DATA ROWS –

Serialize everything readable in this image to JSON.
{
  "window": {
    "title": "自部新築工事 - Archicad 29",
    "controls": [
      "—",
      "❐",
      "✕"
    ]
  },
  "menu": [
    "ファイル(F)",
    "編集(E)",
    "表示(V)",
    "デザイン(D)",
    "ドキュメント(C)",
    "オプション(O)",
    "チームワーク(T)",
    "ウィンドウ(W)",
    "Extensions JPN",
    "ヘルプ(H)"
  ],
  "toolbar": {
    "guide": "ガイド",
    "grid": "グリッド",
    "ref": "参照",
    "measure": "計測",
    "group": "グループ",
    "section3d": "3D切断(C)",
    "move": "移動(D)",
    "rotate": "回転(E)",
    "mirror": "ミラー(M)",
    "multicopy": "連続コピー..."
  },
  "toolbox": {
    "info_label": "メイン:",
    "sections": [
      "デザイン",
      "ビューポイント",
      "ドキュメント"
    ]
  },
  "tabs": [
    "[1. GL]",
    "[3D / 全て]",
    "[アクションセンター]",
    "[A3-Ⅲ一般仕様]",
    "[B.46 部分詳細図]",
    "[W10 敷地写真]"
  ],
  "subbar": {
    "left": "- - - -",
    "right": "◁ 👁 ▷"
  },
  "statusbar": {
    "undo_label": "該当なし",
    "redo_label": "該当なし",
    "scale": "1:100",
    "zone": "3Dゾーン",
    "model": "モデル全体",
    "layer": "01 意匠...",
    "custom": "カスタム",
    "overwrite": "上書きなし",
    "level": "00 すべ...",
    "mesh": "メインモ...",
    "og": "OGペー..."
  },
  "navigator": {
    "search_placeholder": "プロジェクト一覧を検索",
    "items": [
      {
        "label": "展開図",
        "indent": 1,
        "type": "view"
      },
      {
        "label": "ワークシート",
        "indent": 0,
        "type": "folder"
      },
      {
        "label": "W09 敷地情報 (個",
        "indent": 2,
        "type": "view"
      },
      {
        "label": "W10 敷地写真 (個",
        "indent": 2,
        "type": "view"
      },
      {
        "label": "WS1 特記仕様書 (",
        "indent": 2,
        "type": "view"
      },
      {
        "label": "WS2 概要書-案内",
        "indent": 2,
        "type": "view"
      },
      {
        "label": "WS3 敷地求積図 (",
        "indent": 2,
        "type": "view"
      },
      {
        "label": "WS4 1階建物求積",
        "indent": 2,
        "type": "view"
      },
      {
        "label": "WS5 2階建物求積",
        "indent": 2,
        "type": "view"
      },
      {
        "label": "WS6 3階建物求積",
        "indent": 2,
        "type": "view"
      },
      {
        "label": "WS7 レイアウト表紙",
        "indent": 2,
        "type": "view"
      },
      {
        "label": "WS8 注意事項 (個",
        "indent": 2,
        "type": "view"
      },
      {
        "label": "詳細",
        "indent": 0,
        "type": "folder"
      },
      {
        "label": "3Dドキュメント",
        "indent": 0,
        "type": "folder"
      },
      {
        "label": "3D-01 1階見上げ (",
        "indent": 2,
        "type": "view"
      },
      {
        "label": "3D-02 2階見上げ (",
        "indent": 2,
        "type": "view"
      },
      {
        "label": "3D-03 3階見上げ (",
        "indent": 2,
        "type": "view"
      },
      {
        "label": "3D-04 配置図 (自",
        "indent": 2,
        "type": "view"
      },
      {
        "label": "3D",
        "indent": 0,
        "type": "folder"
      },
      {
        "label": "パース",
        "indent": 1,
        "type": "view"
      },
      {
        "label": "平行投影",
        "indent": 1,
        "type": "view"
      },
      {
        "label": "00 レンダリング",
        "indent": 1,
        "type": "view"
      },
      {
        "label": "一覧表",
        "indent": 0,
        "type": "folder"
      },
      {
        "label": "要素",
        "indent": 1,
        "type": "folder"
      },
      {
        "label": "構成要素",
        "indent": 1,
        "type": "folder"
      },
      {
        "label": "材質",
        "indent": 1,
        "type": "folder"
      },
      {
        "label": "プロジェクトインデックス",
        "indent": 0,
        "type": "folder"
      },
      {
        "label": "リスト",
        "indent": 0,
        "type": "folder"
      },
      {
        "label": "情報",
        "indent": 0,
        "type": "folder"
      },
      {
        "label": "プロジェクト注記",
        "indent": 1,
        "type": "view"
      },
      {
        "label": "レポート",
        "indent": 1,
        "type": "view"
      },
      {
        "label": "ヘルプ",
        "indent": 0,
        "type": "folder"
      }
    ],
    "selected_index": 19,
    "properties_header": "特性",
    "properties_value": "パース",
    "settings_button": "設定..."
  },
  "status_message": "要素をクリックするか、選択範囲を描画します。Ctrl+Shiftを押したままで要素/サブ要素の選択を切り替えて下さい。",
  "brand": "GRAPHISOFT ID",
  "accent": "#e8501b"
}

REQUIREMENTS – Extract every record and return it verbatim.

COMPLETED TASK –
Serialize everything readable in this image to JSON.
{
  "window": {
    "title": "自部新築工事 - Archicad 29",
    "controls": [
      "—",
      "❐",
      "✕"
    ]
  },
  "menu": [
    "ファイル(F)",
    "編集(E)",
    "表示(V)",
    "デザイン(D)",
    "ドキュメント(C)",
    "オプション(O)",
    "チームワーク(T)",
    "ウィンドウ(W)",
    "Extensions JPN",
    "ヘルプ(H)"
  ],
  "toolbar": {
    "guide": "ガイド",
    "grid": "グリッド",
    "ref": "参照",
    "measure": "計測",
    "group": "グループ",
    "section3d": "3D切断(C)",
    "move": "移動(D)",
    "rotate": "回転(E)",
    "mirror": "ミラー(M)",
    "multicopy": "連続コピー..."
  },
  "toolbox": {
    "info_label": "メイン:",
    "sections": [
      "デザイン",
      "ビューポイント",
      "ドキュメント"
    ]
  },
  "tabs": [
    "[1. GL]",
    "[3D / 全て]",
    "[アクションセンター]",
    "[A3-Ⅲ一般仕様]",
    "[B.46 部分詳細図]",
    "[W10 敷地写真]"
  ],
  "subbar": {
    "left": "- - - -",
    "right": "◁ 👁 ▷"
  },
  "statusbar": {
    "undo_label": "該当なし",
    "redo_label": "該当なし",
    "scale": "1:100",
    "zone": "3Dゾーン",
    "model": "モデル全体",
    "layer": "01 意匠...",
    "custom": "カスタム",
    "overwrite": "上書きなし",
    "level": "00 すべ...",
    "mesh": "メインモ...",
    "og": "OGペー..."
  },
  "navigator": {
    "search_placeholder": "プロジェクト一覧を検索",
    "items": [
      {
        "label": "展開図",
        "indent": 1,
        "type": "view"
      },
      {
        "label": "ワークシート",
        "indent": 0,
        "type": "folder"
      },
      {
        "label": "W09 敷地情報 (個",
        "indent": 2,
        "type": "view"
      },
      {
        "label": "W10 敷地写真 (個",
        "indent": 2,
        "type": "view"
      },
      {
        "label": "WS1 特記仕様書 (",
        "indent": 2,
        "type": "view"
      },
      {
        "label": "WS2 概要書-案内",
        "indent": 2,
        "type": "view"
      },
      {
        "label": "WS3 敷地求積図 (",
        "indent": 2,
        "type": "view"
      },
      {
        "label": "WS4 1階建物求積",
        "indent": 2,
        "type": "view"
      },
      {
        "label": "WS5 2階建物求積",
        "indent": 2,
        "type": "view"
      },
      {
        "label": "WS6 3階建物求積",
        "indent": 2,
        "type": "view"
      },
      {
        "label": "WS7 レイアウト表紙",
        "indent": 2,
        "type": "view"
      },
      {
        "label": "WS8 注意事項 (個",
        "indent": 2,
        "type": "view"
      },
      {
        "label": "詳細",
        "indent": 0,
        "type": "folder"
      },
      {
        "label": "3Dドキュメント",
        "indent": 0,
        "type": "folder"
      },
      {
        "label": "3D-01 1階見上げ (",
        "indent": 2,
        "type": "view"
      },
      {
        "label": "3D-02 2階見上げ (",
        "indent": 2,
        "type": "view"
      },
      {
        "label": "3D-03 3階見上げ (",
        "indent": 2,
        "type": "view"
      },
      {
        "label": "3D-04 配置図 (自",
        "indent": 2,
        "type": "view"
      },
      {
        "label": "3D",
        "indent": 0,
        "type": "folder"
      },
      {
        "label": "パース",
        "indent": 1,
        "type": "view"
      },
      {
        "label": "平行投影",
        "indent": 1,
        "type": "view"
      },
      {
        "label": "00 レンダリング",
        "indent": 1,
        "type": "view"
      },
      {
        "label": "一覧表",
        "indent": 0,
        "type": "folder"
      },
      {
        "label": "要素",
        "indent": 1,
        "type": "folder"
      },
      {
        "label": "構成要素",
        "indent": 1,
        "type": "folder"
      },
      {
        "label": "材質",
        "indent": 1,
        "type": "folder"
      },
      {
        "label": "プロジェクトインデックス",
        "indent": 0,
        "type": "folder"
      },
      {
        "label": "リスト",
        "indent": 0,
        "type": "folder"
      },
      {
        "label": "情報",
        "indent": 0,
        "type": "folder"
      },
      {
        "label": "プロジェクト注記",
        "indent": 1,
        "type": "view"
      },
      {
        "label": "レポート",
        "indent": 1,
        "type": "view"
      },
      {
        "label": "ヘルプ",
        "indent": 0,
        "type": "folder"
      }
    ],
    "selected_index": 19,
    "properties_header": "特性",
    "properties_value": "パース",
    "settings_button": "設定..."
  },
  "status_message": "要素をクリックするか、選択範囲を描画します。Ctrl+Shiftを押したままで要素/サブ要素の選択を切り替えて下さい。",
  "brand": "GRAPHISOFT ID",
  "accent": "#e8501b"
}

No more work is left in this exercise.